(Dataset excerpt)
□ □ □ □ □ □ □

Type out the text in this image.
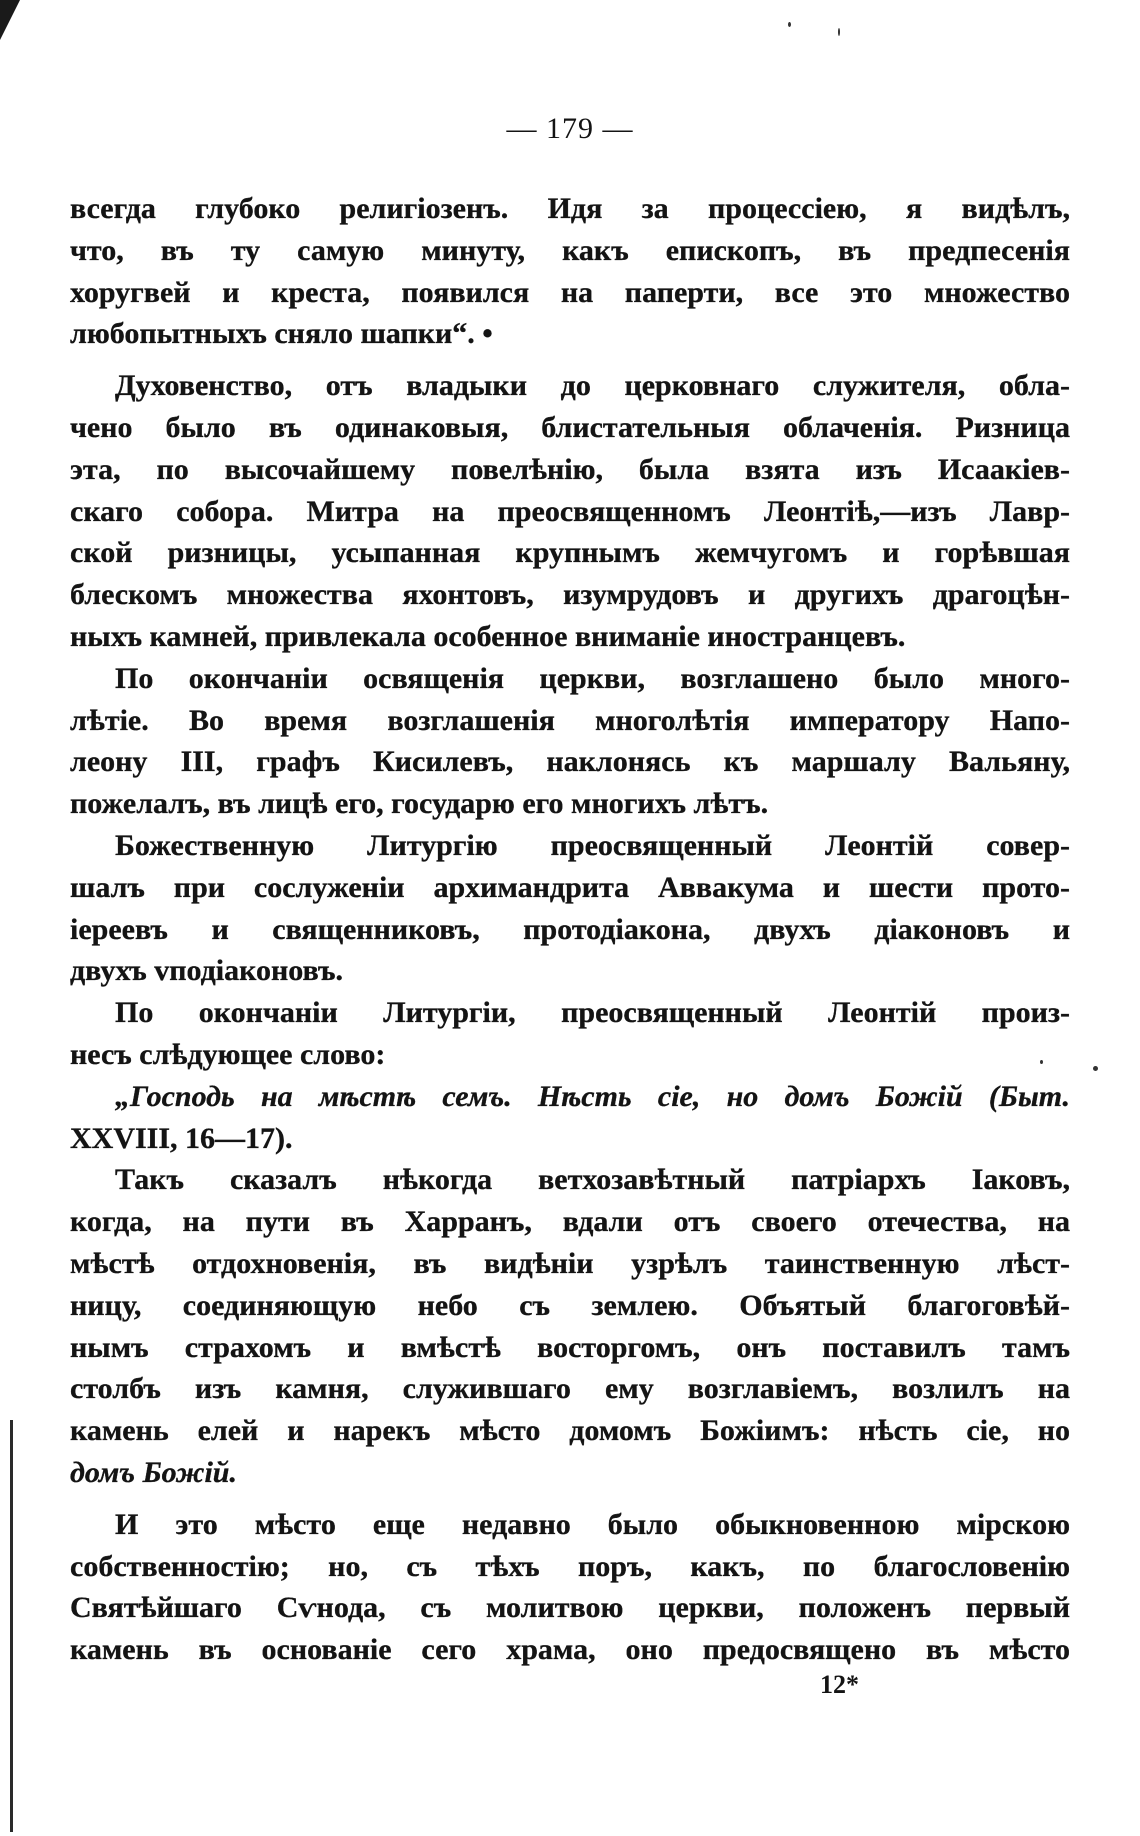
— 179 —
всегда глубоко религіозенъ. Идя за процессіею, я видѣлъ,
что, въ ту самую минуту, какъ епископъ, въ предпесенія
хоругвей и креста, появился на паперти, все это множество
любопытныхъ сняло шапки“. •
Духовенство, отъ владыки до церковнаго служителя, обла-
чено было въ одинаковыя, блистательныя облаченія. Ризница
эта, по высочайшему повелѣнію, была взята изъ Исаакіев-
скаго собора. Митра на преосвященномъ Леонтіѣ,—изъ Лавр-
ской ризницы, усыпанная крупнымъ жемчугомъ и горѣвшая
блескомъ множества яхонтовъ, изумрудовъ и другихъ драгоцѣн-
ныхъ камней, привлекала особенное вниманіе иностранцевъ.
По окончаніи освященія церкви, возглашено было много-
лѣтіе. Во время возглашенія многолѣтія императору Напо-
леону III, графъ Кисилевъ, наклонясь къ маршалу Вальяну,
пожелалъ, въ лицѣ его, государю его многихъ лѣтъ.
Божественную Литургію преосвященный Леонтій совер-
шалъ при сослуженіи архимандрита Аввакума и шести прото-
іереевъ и священниковъ, протодіакона, двухъ діаконовъ и
двухъ vподіаконовъ.
По окончаніи Литургіи, преосвященный Леонтій произ-
несъ слѣдующее слово:
„Господь на мѣстѣ семъ. Нѣсть сіе, но домъ Божій (Быт.
XXVIII, 16—17).
Такъ сказалъ нѣкогда ветхозавѣтный патріархъ Іаковъ,
когда, на пути въ Харранъ, вдали отъ своего отечества, на
мѣстѣ отдохновенія, въ видѣніи узрѣлъ таинственную лѣст-
ницу, соединяющую небо съ землею. Объятый благоговѣй-
нымъ страхомъ и вмѣстѣ восторгомъ, онъ поставилъ тамъ
столбъ изъ камня, служившаго ему возглавіемъ, возлилъ на
камень елей и нарекъ мѣсто домомъ Божіимъ: нѣсть сіе, но
домъ Божій.
И это мѣсто еще недавно было обыкновенною мірскою
собственностію; но, съ тѣхъ поръ, какъ, по благословенію
Святѣйшаго Сѵнода, съ молитвою церкви, положенъ первый
камень въ основаніе сего храма, оно предосвящено въ мѣсто
12*
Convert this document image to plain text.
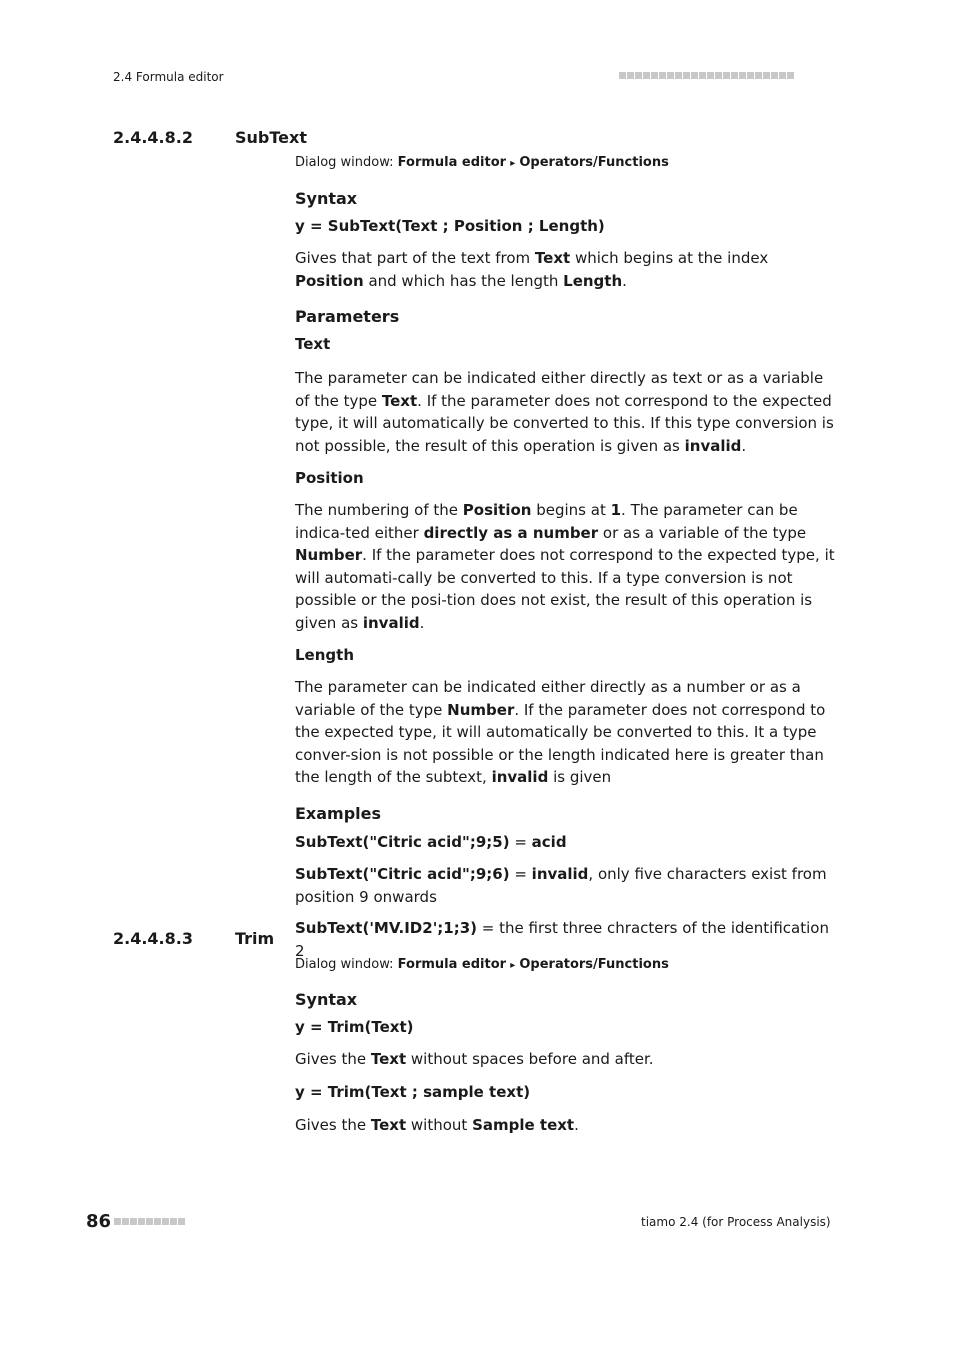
2.4 Formula editor
2.4.4.8.2	SubText
Dialog window: Formula editor ▸ Operators/Functions

Syntax

y = SubText(Text ; Position ; Length)

Gives that part of the text from Text which begins at the index Position and which has the length Length.

Parameters

Text

The parameter can be indicated either directly as text or as a variable of the type Text. If the parameter does not correspond to the expected type, it will automatically be converted to this. If this type conversion is not possible, the result of this operation is given as invalid.

Position

The numbering of the Position begins at 1. The parameter can be indica-ted either directly as a number or as a variable of the type Number. If the parameter does not correspond to the expected type, it will automati-cally be converted to this. If a type conversion is not possible or the posi-tion does not exist, the result of this operation is given as invalid.

Length

The parameter can be indicated either directly as a number or as a variable of the type Number. If the parameter does not correspond to the expected type, it will automatically be converted to this. It a type conver-sion is not possible or the length indicated here is greater than the length of the subtext, invalid is given

Examples

SubText("Citric acid";9;5) = acid

SubText("Citric acid";9;6) = invalid, only five characters exist from position 9 onwards

SubText('MV.ID2';1;3) = the first three chracters of the identification 2

2.4.4.8.3	Trim
Dialog window: Formula editor ▸ Operators/Functions

Syntax

y = Trim(Text)

Gives the Text without spaces before and after.

y = Trim(Text ; sample text)

Gives the Text without Sample text.

86	tiamo 2.4 (for Process Analysis)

□ □ □ □ □ □ □

Across the material above, count every line holding "either" and write down only the number.

3